EXERCISE:
Return all of the entries exactly, with nothing added or left out.

ENTRIES SUPPLIED:
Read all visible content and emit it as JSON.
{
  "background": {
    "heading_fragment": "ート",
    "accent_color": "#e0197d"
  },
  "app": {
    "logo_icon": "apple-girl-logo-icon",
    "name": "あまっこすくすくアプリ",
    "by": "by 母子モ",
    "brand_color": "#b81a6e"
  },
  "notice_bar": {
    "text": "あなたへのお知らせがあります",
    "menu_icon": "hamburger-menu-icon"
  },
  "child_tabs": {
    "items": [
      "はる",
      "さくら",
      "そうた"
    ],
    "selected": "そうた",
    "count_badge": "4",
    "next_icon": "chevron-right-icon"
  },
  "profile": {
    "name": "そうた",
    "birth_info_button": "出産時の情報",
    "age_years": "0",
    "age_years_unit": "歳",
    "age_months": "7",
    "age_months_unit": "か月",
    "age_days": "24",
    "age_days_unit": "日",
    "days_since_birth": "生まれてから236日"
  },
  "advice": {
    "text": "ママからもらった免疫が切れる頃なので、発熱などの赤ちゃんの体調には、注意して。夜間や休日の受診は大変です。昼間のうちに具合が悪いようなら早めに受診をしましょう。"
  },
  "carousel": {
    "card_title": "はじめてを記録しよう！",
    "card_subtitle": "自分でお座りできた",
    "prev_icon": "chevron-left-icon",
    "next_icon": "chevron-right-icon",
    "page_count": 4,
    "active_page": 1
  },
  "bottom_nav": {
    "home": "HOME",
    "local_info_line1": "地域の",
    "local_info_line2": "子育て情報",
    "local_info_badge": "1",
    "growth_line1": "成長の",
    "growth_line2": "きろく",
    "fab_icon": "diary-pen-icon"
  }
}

THE SOLUTION:
Read all visible content and emit it as JSON.
{
  "background": {
    "heading_fragment": "ート",
    "accent_color": "#e0197d"
  },
  "app": {
    "logo_icon": "apple-girl-logo-icon",
    "name": "あまっこすくすくアプリ",
    "by": "by 母子モ",
    "brand_color": "#b81a6e"
  },
  "notice_bar": {
    "text": "あなたへのお知らせがあります",
    "menu_icon": "hamburger-menu-icon"
  },
  "child_tabs": {
    "items": [
      "はる",
      "さくら",
      "そうた"
    ],
    "selected": "そうた",
    "count_badge": "4",
    "next_icon": "chevron-right-icon"
  },
  "profile": {
    "name": "そうた",
    "birth_info_button": "出産時の情報",
    "age_years": "0",
    "age_years_unit": "歳",
    "age_months": "7",
    "age_months_unit": "か月",
    "age_days": "24",
    "age_days_unit": "日",
    "days_since_birth": "生まれてから236日"
  },
  "advice": {
    "text": "ママからもらった免疫が切れる頃なので、発熱などの赤ちゃんの体調には、注意して。夜間や休日の受診は大変です。昼間のうちに具合が悪いようなら早めに受診をしましょう。"
  },
  "carousel": {
    "card_title": "はじめてを記録しよう！",
    "card_subtitle": "自分でお座りできた",
    "prev_icon": "chevron-left-icon",
    "next_icon": "chevron-right-icon",
    "page_count": 4,
    "active_page": 1
  },
  "bottom_nav": {
    "home": "HOME",
    "local_info_line1": "地域の",
    "local_info_line2": "子育て情報",
    "local_info_badge": "1",
    "growth_line1": "成長の",
    "growth_line2": "きろく",
    "fab_icon": "diary-pen-icon"
  }
}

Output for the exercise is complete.